=== Directions for this task ===
Without the pictures, copy all the entries below exactly.

=== Records to process ===

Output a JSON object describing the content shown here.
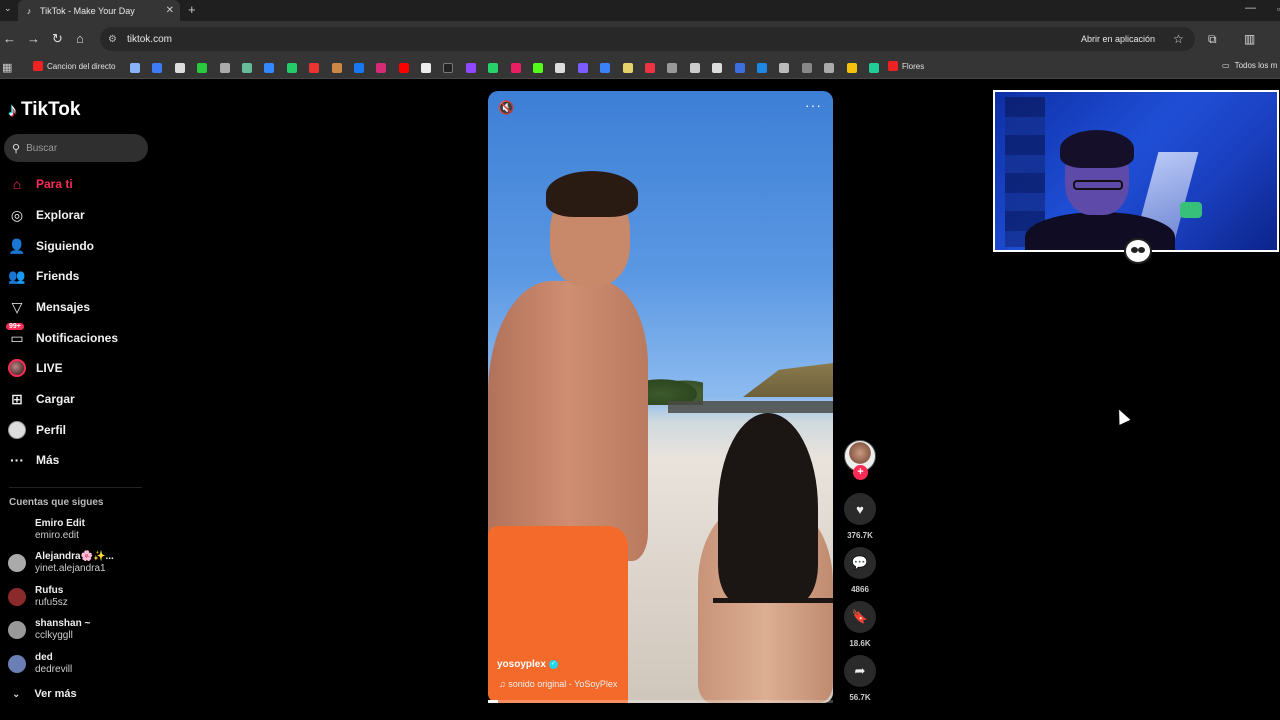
{
  "browser": {
    "tab_title": "TikTok - Make Your Day",
    "tab_close": "✕",
    "new_tab": "+",
    "url": "tiktok.com",
    "open_in_app": "Abrir en aplicación",
    "bookmarks": {
      "first": "Cancion del directo",
      "last": "Flores",
      "all": "Todos los m"
    }
  },
  "tiktok": {
    "brand": "TikTok",
    "search": {
      "placeholder": "Buscar"
    },
    "nav": [
      {
        "label": "Para ti",
        "icon": "home-icon",
        "active": true
      },
      {
        "label": "Explorar",
        "icon": "compass-icon"
      },
      {
        "label": "Siguiendo",
        "icon": "following-icon"
      },
      {
        "label": "Friends",
        "icon": "friends-icon"
      },
      {
        "label": "Mensajes",
        "icon": "inbox-icon"
      },
      {
        "label": "Notificaciones",
        "icon": "notifications-icon",
        "badge": "99+"
      },
      {
        "label": "LIVE",
        "icon": "live-avatar"
      },
      {
        "label": "Cargar",
        "icon": "upload-icon"
      },
      {
        "label": "Perfil",
        "icon": "profile-avatar"
      },
      {
        "label": "Más",
        "icon": "more-icon"
      }
    ],
    "following_title": "Cuentas que sigues",
    "following": [
      {
        "name": "Emiro Edit",
        "handle": "emiro.edit"
      },
      {
        "name": "Alejandra🌸✨...",
        "handle": "yinet.alejandra1"
      },
      {
        "name": "Rufus",
        "handle": "rufu5sz"
      },
      {
        "name": "shanshan ~",
        "handle": "cclkyggll"
      },
      {
        "name": "ded",
        "handle": "dedrevill"
      }
    ],
    "see_more": "Ver más"
  },
  "video": {
    "author": "yosoyplex",
    "sound": "sonido original - YoSoyPlex",
    "likes": "376.7K",
    "comments": "4866",
    "saves": "18.6K",
    "shares": "56.7K",
    "progress": 0.03
  },
  "colors": {
    "accent": "#fe2c55",
    "verified": "#20d5ec"
  }
}
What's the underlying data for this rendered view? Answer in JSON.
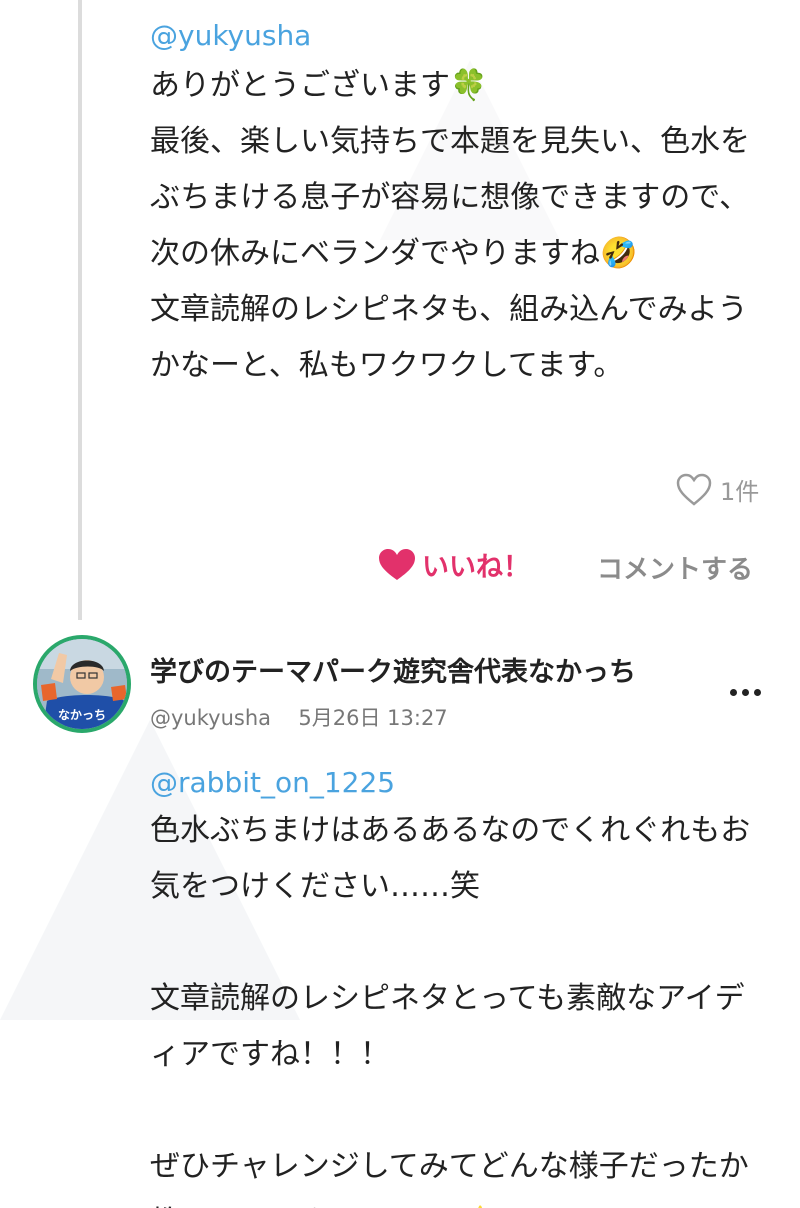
{
  "comment1": {
    "mention": "@yukyusha",
    "paragraphs": [
      "ありがとうございます🍀\n最後、楽しい気持ちで本題を見失い、色水をぶちまける息子が容易に想像できますので、次の休みにベランダでやりますね🤣\n文章読解のレシピネタも、組み込んでみようかなーと、私もワクワクしてます。"
    ],
    "like_count": "1件"
  },
  "actions": {
    "like_label": "いいね！",
    "comment_label": "コメントする"
  },
  "comment2": {
    "author_name": "学びのテーマパーク遊究舎代表なかっち",
    "handle": "@yukyusha",
    "timestamp": "5月26日 13:27",
    "mention": "@rabbit_on_1225",
    "paragraphs": [
      "色水ぶちまけはあるあるなのでくれぐれもお気をつけください……笑",
      "文章読解のレシピネタとっても素敵なアイディアですね！！！",
      "ぜひチャレンジしてみてどんな様子だったか教えてください(*´∀`*)🌟"
    ],
    "avatar_text": "なかっち"
  },
  "colors": {
    "mention": "#4aa3df",
    "like_accent": "#e2316b",
    "avatar_ring": "#2aa86b"
  },
  "icons": {
    "like_count": "heart-outline-icon",
    "like_button": "heart-filled-icon",
    "more": "more-dots-icon"
  }
}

=== Solved exercise ===
Output a JSON object describing the content shown here.
{
  "browser": {
    "tab_title": "TikTok - Make Your Day",
    "tab_close": "✕",
    "new_tab": "+",
    "url": "tiktok.com",
    "open_in_app": "Abrir en aplicación",
    "bookmarks": {
      "first": "Cancion del directo",
      "last": "Flores",
      "all": "Todos los m"
    }
  },
  "tiktok": {
    "brand": "TikTok",
    "search": {
      "placeholder": "Buscar"
    },
    "nav": [
      {
        "label": "Para ti",
        "icon": "home-icon",
        "active": true
      },
      {
        "label": "Explorar",
        "icon": "compass-icon"
      },
      {
        "label": "Siguiendo",
        "icon": "following-icon"
      },
      {
        "label": "Friends",
        "icon": "friends-icon"
      },
      {
        "label": "Mensajes",
        "icon": "inbox-icon"
      },
      {
        "label": "Notificaciones",
        "icon": "notifications-icon",
        "badge": "99+"
      },
      {
        "label": "LIVE",
        "icon": "live-avatar"
      },
      {
        "label": "Cargar",
        "icon": "upload-icon"
      },
      {
        "label": "Perfil",
        "icon": "profile-avatar"
      },
      {
        "label": "Más",
        "icon": "more-icon"
      }
    ],
    "following_title": "Cuentas que sigues",
    "following": [
      {
        "name": "Emiro Edit",
        "handle": "emiro.edit"
      },
      {
        "name": "Alejandra🌸✨...",
        "handle": "yinet.alejandra1"
      },
      {
        "name": "Rufus",
        "handle": "rufu5sz"
      },
      {
        "name": "shanshan ~",
        "handle": "cclkyggll"
      },
      {
        "name": "ded",
        "handle": "dedrevill"
      }
    ],
    "see_more": "Ver más"
  },
  "video": {
    "author": "yosoyplex",
    "sound": "sonido original - YoSoyPlex",
    "likes": "376.7K",
    "comments": "4866",
    "saves": "18.6K",
    "shares": "56.7K",
    "progress": 0.03
  },
  "colors": {
    "accent": "#fe2c55",
    "verified": "#20d5ec"
  }
}
What's the underlying data for this rendered view? Answer in JSON.
{
  "comment1": {
    "mention": "@yukyusha",
    "paragraphs": [
      "ありがとうございます🍀\n最後、楽しい気持ちで本題を見失い、色水をぶちまける息子が容易に想像できますので、次の休みにベランダでやりますね🤣\n文章読解のレシピネタも、組み込んでみようかなーと、私もワクワクしてます。"
    ],
    "like_count": "1件"
  },
  "actions": {
    "like_label": "いいね！",
    "comment_label": "コメントする"
  },
  "comment2": {
    "author_name": "学びのテーマパーク遊究舎代表なかっち",
    "handle": "@yukyusha",
    "timestamp": "5月26日 13:27",
    "mention": "@rabbit_on_1225",
    "paragraphs": [
      "色水ぶちまけはあるあるなのでくれぐれもお気をつけください……笑",
      "文章読解のレシピネタとっても素敵なアイディアですね！！！",
      "ぜひチャレンジしてみてどんな様子だったか教えてください(*´∀`*)🌟"
    ],
    "avatar_text": "なかっち"
  },
  "colors": {
    "mention": "#4aa3df",
    "like_accent": "#e2316b",
    "avatar_ring": "#2aa86b"
  },
  "icons": {
    "like_count": "heart-outline-icon",
    "like_button": "heart-filled-icon",
    "more": "more-dots-icon"
  }
}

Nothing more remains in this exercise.